• _Recorded data_
● ● ● ● ●

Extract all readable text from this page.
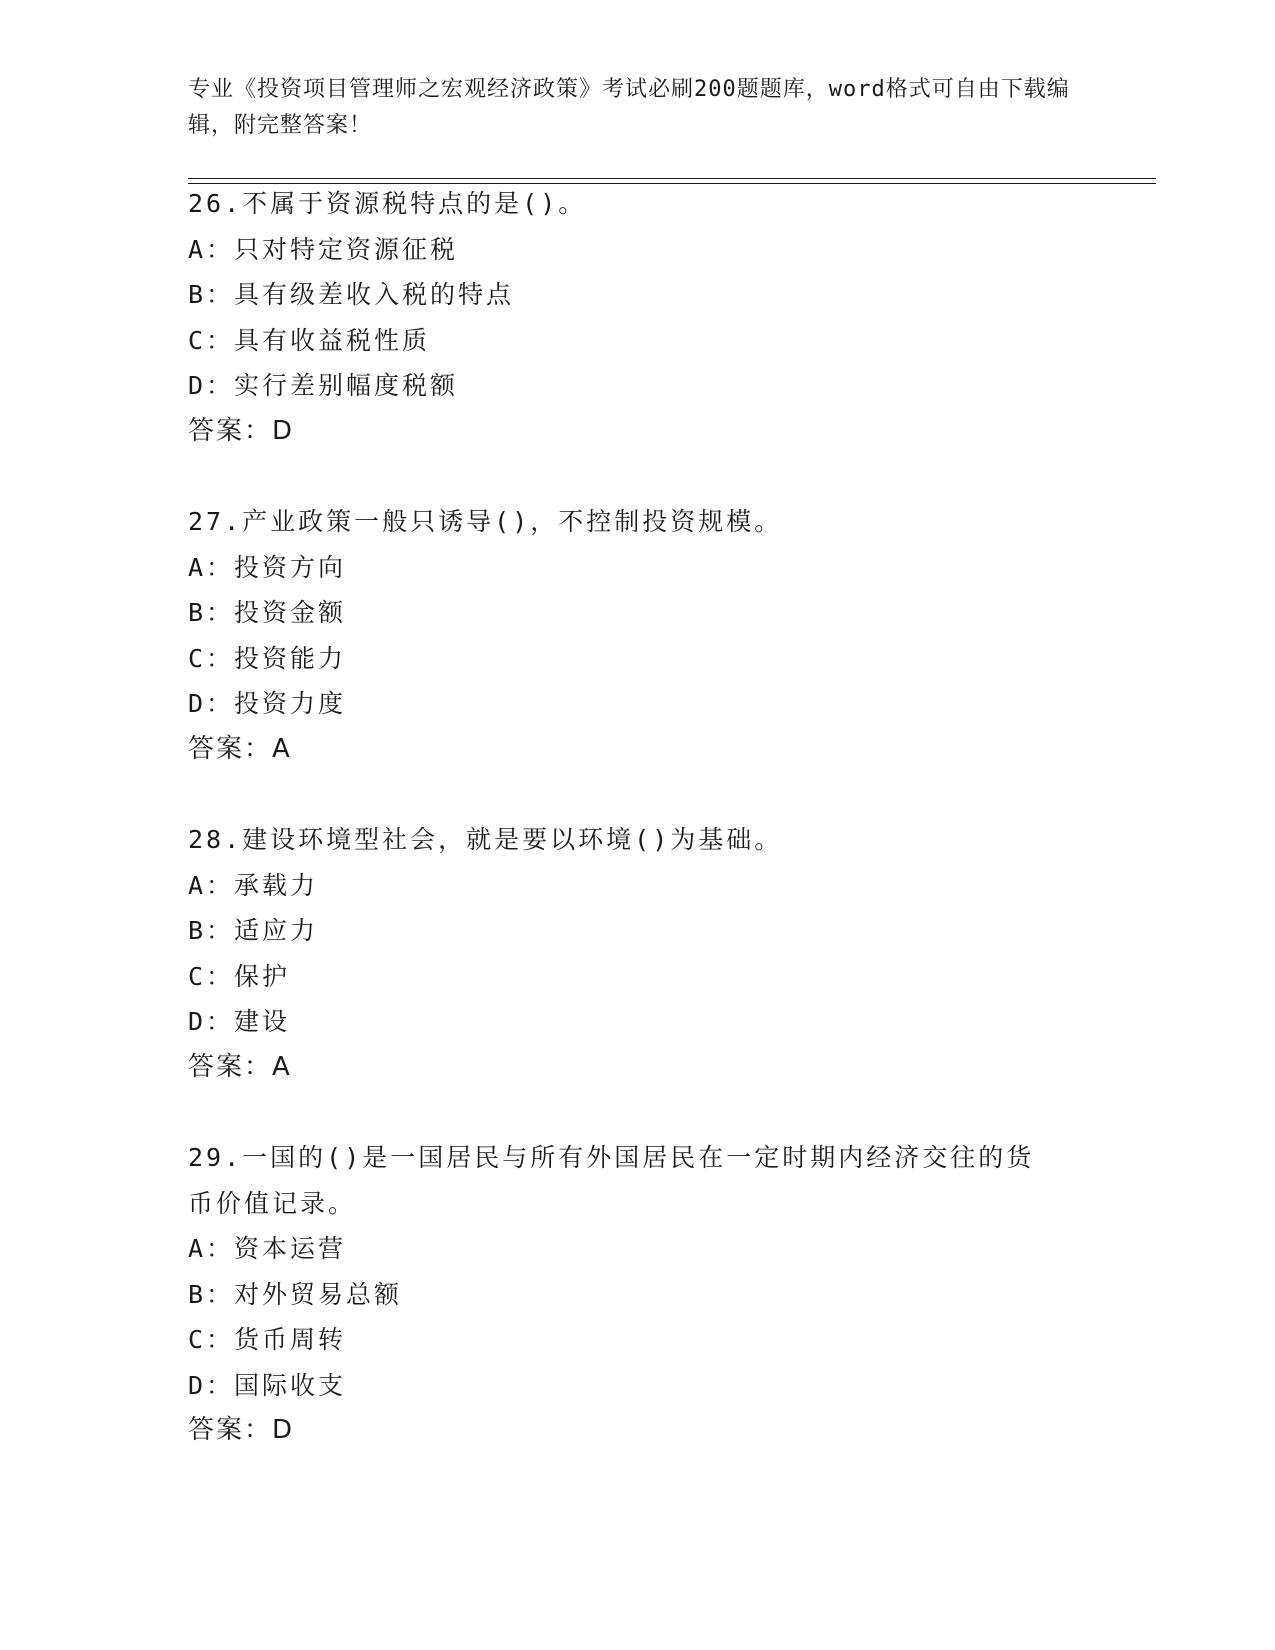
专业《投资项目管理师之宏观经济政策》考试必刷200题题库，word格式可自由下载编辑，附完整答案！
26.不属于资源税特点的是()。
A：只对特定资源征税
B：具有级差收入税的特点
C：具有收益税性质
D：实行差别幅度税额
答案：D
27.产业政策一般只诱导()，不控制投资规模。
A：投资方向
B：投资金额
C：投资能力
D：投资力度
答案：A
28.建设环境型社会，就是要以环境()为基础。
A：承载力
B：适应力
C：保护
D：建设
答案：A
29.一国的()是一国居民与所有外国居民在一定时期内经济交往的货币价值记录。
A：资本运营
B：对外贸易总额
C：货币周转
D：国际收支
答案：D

● ● ● ● ●

• _The exercise_
Leave out the pictures and print each record exactly as it stands.

• _Answer to the task_
Extract all readable text from this page.
专业《投资项目管理师之宏观经济政策》考试必刷200题题库，word格式可自由下载编辑，附完整答案！
26.不属于资源税特点的是()。
A：只对特定资源征税
B：具有级差收入税的特点
C：具有收益税性质
D：实行差别幅度税额
答案：D
27.产业政策一般只诱导()，不控制投资规模。
A：投资方向
B：投资金额
C：投资能力
D：投资力度
答案：A
28.建设环境型社会，就是要以环境()为基础。
A：承载力
B：适应力
C：保护
D：建设
答案：A
29.一国的()是一国居民与所有外国居民在一定时期内经济交往的货币价值记录。
A：资本运营
B：对外贸易总额
C：货币周转
D：国际收支
答案：D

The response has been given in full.